# start of Data provided

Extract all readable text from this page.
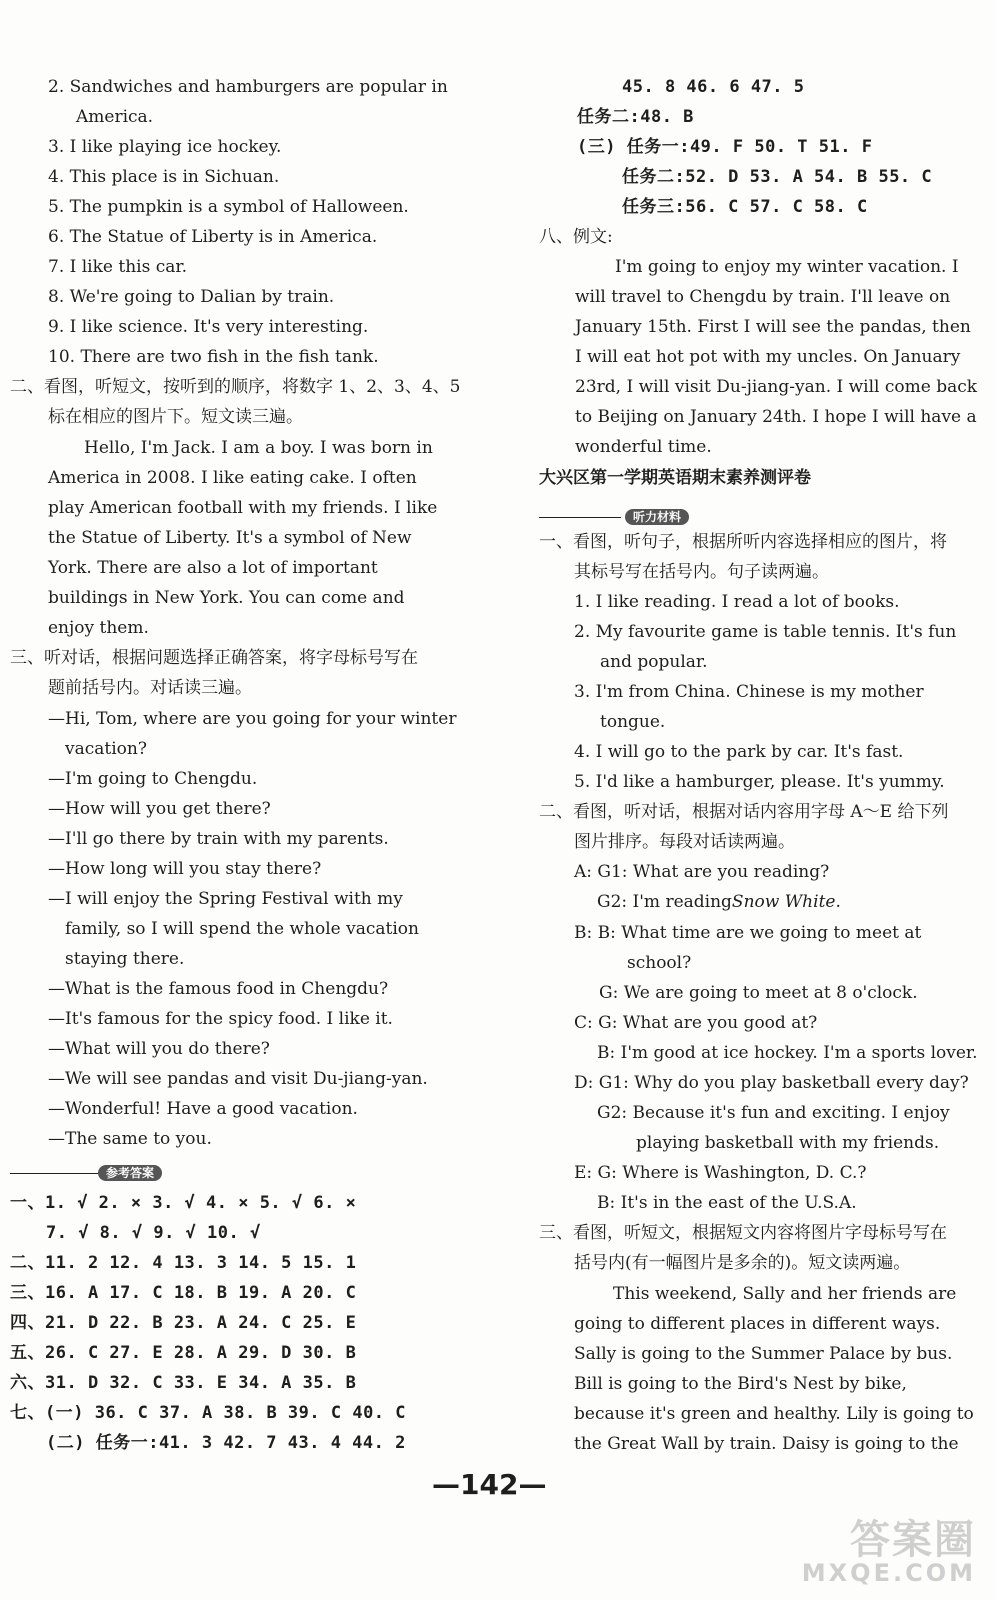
2. Sandwiches and hamburgers are popular in
America.
3. I like playing ice hockey.
4. This place is in Sichuan.
5. The pumpkin is a symbol of Halloween.
6. The Statue of Liberty is in America.
7. I like this car.
8. We're going to Dalian by train.
9. I like science. It's very interesting.
10. There are two fish in the fish tank.
二、看图，听短文，按听到的顺序，将数字 1、2、3、4、5
标在相应的图片下。短文读三遍。
Hello, I'm Jack. I am a boy. I was born in
America in 2008. I like eating cake. I often
play American football with my friends. I like
the Statue of Liberty. It's a symbol of New
York. There are also a lot of important
buildings in New York. You can come and
enjoy them.
三、听对话，根据问题选择正确答案，将字母标号写在
题前括号内。对话读三遍。
—Hi, Tom, where are you going for your winter
vacation?
—I'm going to Chengdu.
—How will you get there?
—I'll go there by train with my parents.
—How long will you stay there?
—I will enjoy the Spring Festival with my
family, so I will spend the whole vacation
staying there.
—What is the famous food in Chengdu?
—It's famous for the spicy food. I like it.
—What will you do there?
—We will see pandas and visit Du-jiang-yan.
—Wonderful! Have a good vacation.
—The same to you.
参考答案
一、1. √ 2. × 3. √ 4. × 5. √ 6. ×
7. √ 8. √ 9. √ 10. √
二、11. 2 12. 4 13. 3 14. 5 15. 1
三、16. A 17. C 18. B 19. A 20. C
四、21. D 22. B 23. A 24. C 25. E
五、26. C 27. E 28. A 29. D 30. B
六、31. D 32. C 33. E 34. A 35. B
七、(一) 36. C 37. A 38. B 39. C 40. C
(二) 任务一:41. 3 42. 7 43. 4 44. 2
45. 8 46. 6 47. 5
任务二:48. B
(三) 任务一:49. F 50. T 51. F
任务二:52. D 53. A 54. B 55. C
任务三:56. C 57. C 58. C
八、例文:
I'm going to enjoy my winter vacation. I
will travel to Chengdu by train. I'll leave on
January 15th. First I will see the pandas, then
I will eat hot pot with my uncles. On January
23rd, I will visit Du-jiang-yan. I will come back
to Beijing on January 24th. I hope I will have a
wonderful time.
大兴区第一学期英语期末素养测评卷
听力材料
一、看图，听句子，根据所听内容选择相应的图片，将
其标号写在括号内。句子读两遍。
1. I like reading. I read a lot of books.
2. My favourite game is table tennis. It's fun
and popular.
3. I'm from China. Chinese is my mother
tongue.
4. I will go to the park by car. It's fast.
5. I'd like a hamburger, please. It's yummy.
二、看图，听对话，根据对话内容用字母 A～E 给下列
图片排序。每段对话读两遍。
A: G1: What are you reading?
G2: I'm readingSnow White.
B: B: What time are we going to meet at
school?
G: We are going to meet at 8 o'clock.
C: G: What are you good at?
B: I'm good at ice hockey. I'm a sports lover.
D: G1: Why do you play basketball every day?
G2: Because it's fun and exciting. I enjoy
playing basketball with my friends.
E: G: Where is Washington, D. C.?
B: It's in the east of the U.S.A.
三、看图，听短文，根据短文内容将图片字母标号写在
括号内(有一幅图片是多余的)。短文读两遍。
This weekend, Sally and her friends are
going to different places in different ways.
Sally is going to the Summer Palace by bus.
Bill is going to the Bird's Nest by bike,
because it's green and healthy. Lily is going to
the Great Wall by train. Daisy is going to the
—142—
答案圈
MXQE.COM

# end of Data provided

Pick out each line containing the string "playing" and copy it.

__Solution for this problem__
3. I like playing ice hockey.
playing basketball with my friends.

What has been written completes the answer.